## WHAT TO PRODUCE
Without including any images, repeat the data exactly.

- - -

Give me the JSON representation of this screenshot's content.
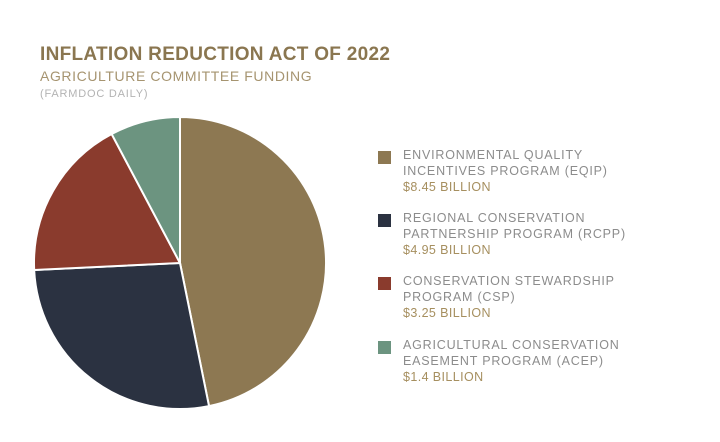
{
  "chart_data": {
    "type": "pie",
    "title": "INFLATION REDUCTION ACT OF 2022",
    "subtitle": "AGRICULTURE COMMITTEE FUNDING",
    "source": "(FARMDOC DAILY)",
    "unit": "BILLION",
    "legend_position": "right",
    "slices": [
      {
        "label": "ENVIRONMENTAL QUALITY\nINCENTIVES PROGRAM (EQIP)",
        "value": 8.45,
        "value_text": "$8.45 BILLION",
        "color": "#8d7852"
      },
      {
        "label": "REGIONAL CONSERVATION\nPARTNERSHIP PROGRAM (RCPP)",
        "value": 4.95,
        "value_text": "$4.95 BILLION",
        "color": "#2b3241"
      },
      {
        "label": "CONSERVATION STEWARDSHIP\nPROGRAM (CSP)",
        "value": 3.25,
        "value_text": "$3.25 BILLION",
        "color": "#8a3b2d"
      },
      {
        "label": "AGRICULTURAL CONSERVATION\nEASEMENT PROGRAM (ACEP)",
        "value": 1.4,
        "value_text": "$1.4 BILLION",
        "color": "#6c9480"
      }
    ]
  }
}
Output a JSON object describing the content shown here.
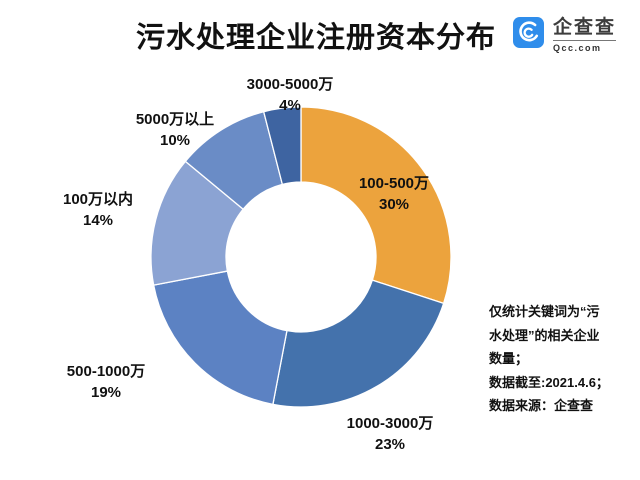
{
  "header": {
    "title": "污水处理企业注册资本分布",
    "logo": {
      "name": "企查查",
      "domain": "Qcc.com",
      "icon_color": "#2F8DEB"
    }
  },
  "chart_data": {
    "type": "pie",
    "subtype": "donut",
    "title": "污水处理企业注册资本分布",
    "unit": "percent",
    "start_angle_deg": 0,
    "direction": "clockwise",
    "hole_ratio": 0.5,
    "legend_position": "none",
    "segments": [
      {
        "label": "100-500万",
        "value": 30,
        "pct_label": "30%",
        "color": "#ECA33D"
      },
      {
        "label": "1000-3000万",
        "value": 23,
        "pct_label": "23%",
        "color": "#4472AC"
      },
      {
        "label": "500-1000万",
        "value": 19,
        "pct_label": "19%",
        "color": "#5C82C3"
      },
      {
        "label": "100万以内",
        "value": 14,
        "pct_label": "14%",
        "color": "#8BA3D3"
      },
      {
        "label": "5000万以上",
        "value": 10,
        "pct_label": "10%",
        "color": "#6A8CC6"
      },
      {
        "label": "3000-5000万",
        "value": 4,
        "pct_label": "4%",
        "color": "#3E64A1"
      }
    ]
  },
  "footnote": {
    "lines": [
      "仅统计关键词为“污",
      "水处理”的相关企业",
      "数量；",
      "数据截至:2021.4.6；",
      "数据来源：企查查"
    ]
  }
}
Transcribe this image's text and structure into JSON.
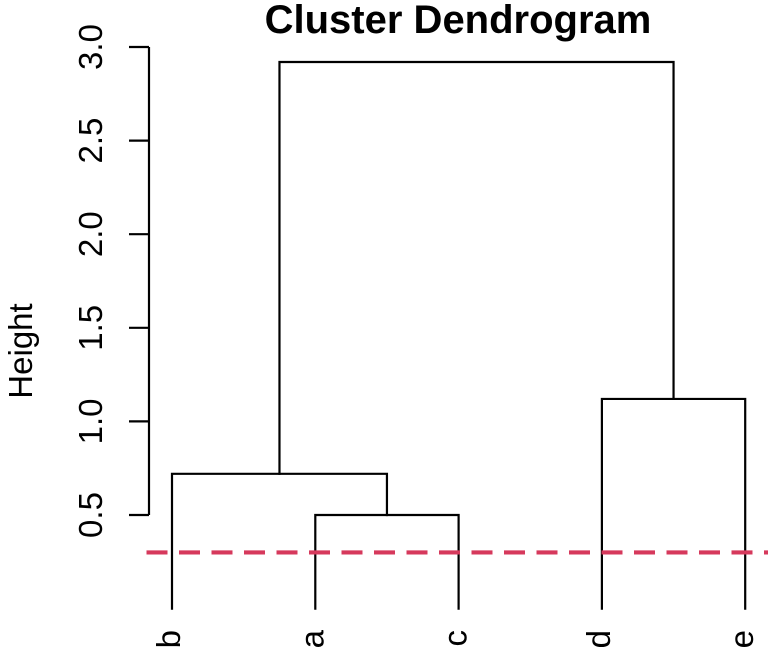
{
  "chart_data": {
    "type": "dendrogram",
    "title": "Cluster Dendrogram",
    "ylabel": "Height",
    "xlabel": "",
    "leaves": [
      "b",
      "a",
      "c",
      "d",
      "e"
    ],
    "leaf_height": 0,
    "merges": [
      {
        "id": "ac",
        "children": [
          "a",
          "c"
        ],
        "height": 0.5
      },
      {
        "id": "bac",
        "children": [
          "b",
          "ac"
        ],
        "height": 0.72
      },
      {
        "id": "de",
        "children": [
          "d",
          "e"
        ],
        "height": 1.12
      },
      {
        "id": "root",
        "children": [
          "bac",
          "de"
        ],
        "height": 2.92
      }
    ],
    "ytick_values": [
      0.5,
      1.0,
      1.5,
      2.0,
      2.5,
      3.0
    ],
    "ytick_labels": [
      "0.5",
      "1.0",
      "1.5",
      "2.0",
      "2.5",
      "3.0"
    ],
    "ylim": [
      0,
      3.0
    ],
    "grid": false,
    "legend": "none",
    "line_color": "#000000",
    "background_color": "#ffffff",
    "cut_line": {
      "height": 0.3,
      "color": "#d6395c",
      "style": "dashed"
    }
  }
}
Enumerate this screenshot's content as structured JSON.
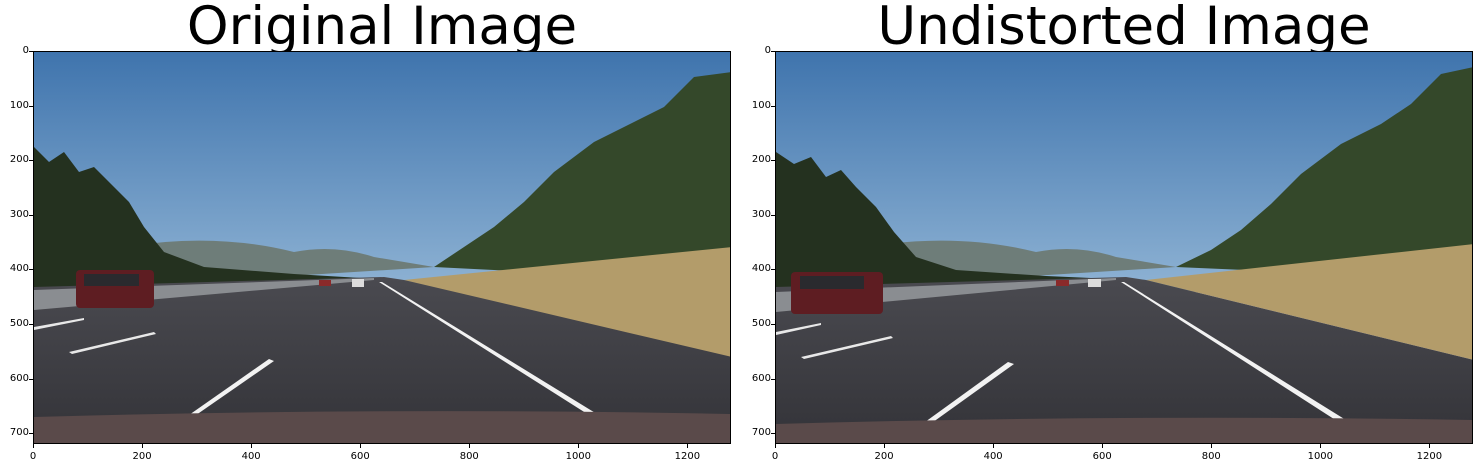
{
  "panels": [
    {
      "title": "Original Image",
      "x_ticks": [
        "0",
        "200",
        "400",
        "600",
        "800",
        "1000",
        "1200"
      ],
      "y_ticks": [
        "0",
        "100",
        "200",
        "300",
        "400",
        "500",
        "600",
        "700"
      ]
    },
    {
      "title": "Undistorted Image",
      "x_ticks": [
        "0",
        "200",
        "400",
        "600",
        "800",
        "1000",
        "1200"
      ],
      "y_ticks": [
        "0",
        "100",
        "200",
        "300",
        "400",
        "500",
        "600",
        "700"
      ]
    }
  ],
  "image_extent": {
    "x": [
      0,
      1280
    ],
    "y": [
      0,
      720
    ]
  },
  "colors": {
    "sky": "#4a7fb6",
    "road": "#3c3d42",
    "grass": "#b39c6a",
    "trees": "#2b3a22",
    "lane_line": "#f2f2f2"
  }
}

- - -

## ANSWER TO THE EXERCISE
Give me the JSON representation of this screenshot's content.
{
  "chart_data": {
    "type": "pie",
    "title": "INFLATION REDUCTION ACT OF 2022",
    "subtitle": "AGRICULTURE COMMITTEE FUNDING",
    "source": "(FARMDOC DAILY)",
    "unit": "BILLION",
    "legend_position": "right",
    "slices": [
      {
        "label": "ENVIRONMENTAL QUALITY\nINCENTIVES PROGRAM (EQIP)",
        "value": 8.45,
        "value_text": "$8.45 BILLION",
        "color": "#8d7852"
      },
      {
        "label": "REGIONAL CONSERVATION\nPARTNERSHIP PROGRAM (RCPP)",
        "value": 4.95,
        "value_text": "$4.95 BILLION",
        "color": "#2b3241"
      },
      {
        "label": "CONSERVATION STEWARDSHIP\nPROGRAM (CSP)",
        "value": 3.25,
        "value_text": "$3.25 BILLION",
        "color": "#8a3b2d"
      },
      {
        "label": "AGRICULTURAL CONSERVATION\nEASEMENT PROGRAM (ACEP)",
        "value": 1.4,
        "value_text": "$1.4 BILLION",
        "color": "#6c9480"
      }
    ]
  }
}
Output a JSON object describing the content shown here.
{
  "header": {
    "title": "污水处理企业注册资本分布",
    "logo": {
      "name": "企查查",
      "domain": "Qcc.com",
      "icon_color": "#2F8DEB"
    }
  },
  "chart_data": {
    "type": "pie",
    "subtype": "donut",
    "title": "污水处理企业注册资本分布",
    "unit": "percent",
    "start_angle_deg": 0,
    "direction": "clockwise",
    "hole_ratio": 0.5,
    "legend_position": "none",
    "segments": [
      {
        "label": "100-500万",
        "value": 30,
        "pct_label": "30%",
        "color": "#ECA33D"
      },
      {
        "label": "1000-3000万",
        "value": 23,
        "pct_label": "23%",
        "color": "#4472AC"
      },
      {
        "label": "500-1000万",
        "value": 19,
        "pct_label": "19%",
        "color": "#5C82C3"
      },
      {
        "label": "100万以内",
        "value": 14,
        "pct_label": "14%",
        "color": "#8BA3D3"
      },
      {
        "label": "5000万以上",
        "value": 10,
        "pct_label": "10%",
        "color": "#6A8CC6"
      },
      {
        "label": "3000-5000万",
        "value": 4,
        "pct_label": "4%",
        "color": "#3E64A1"
      }
    ]
  },
  "footnote": {
    "lines": [
      "仅统计关键词为“污",
      "水处理”的相关企业",
      "数量；",
      "数据截至:2021.4.6；",
      "数据来源：企查查"
    ]
  }
}
Transcribe this image's text and structure into JSON.
{
  "chart_data": {
    "type": "dendrogram",
    "title": "Cluster Dendrogram",
    "ylabel": "Height",
    "xlabel": "",
    "leaves": [
      "b",
      "a",
      "c",
      "d",
      "e"
    ],
    "leaf_height": 0,
    "merges": [
      {
        "id": "ac",
        "children": [
          "a",
          "c"
        ],
        "height": 0.5
      },
      {
        "id": "bac",
        "children": [
          "b",
          "ac"
        ],
        "height": 0.72
      },
      {
        "id": "de",
        "children": [
          "d",
          "e"
        ],
        "height": 1.12
      },
      {
        "id": "root",
        "children": [
          "bac",
          "de"
        ],
        "height": 2.92
      }
    ],
    "ytick_values": [
      0.5,
      1.0,
      1.5,
      2.0,
      2.5,
      3.0
    ],
    "ytick_labels": [
      "0.5",
      "1.0",
      "1.5",
      "2.0",
      "2.5",
      "3.0"
    ],
    "ylim": [
      0,
      3.0
    ],
    "grid": false,
    "legend": "none",
    "line_color": "#000000",
    "background_color": "#ffffff",
    "cut_line": {
      "height": 0.3,
      "color": "#d6395c",
      "style": "dashed"
    }
  }
}
Enumerate this screenshot's content as structured JSON.
{
  "panels": [
    {
      "title": "Original Image",
      "x_ticks": [
        "0",
        "200",
        "400",
        "600",
        "800",
        "1000",
        "1200"
      ],
      "y_ticks": [
        "0",
        "100",
        "200",
        "300",
        "400",
        "500",
        "600",
        "700"
      ]
    },
    {
      "title": "Undistorted Image",
      "x_ticks": [
        "0",
        "200",
        "400",
        "600",
        "800",
        "1000",
        "1200"
      ],
      "y_ticks": [
        "0",
        "100",
        "200",
        "300",
        "400",
        "500",
        "600",
        "700"
      ]
    }
  ],
  "image_extent": {
    "x": [
      0,
      1280
    ],
    "y": [
      0,
      720
    ]
  },
  "colors": {
    "sky": "#4a7fb6",
    "road": "#3c3d42",
    "grass": "#b39c6a",
    "trees": "#2b3a22",
    "lane_line": "#f2f2f2"
  }
}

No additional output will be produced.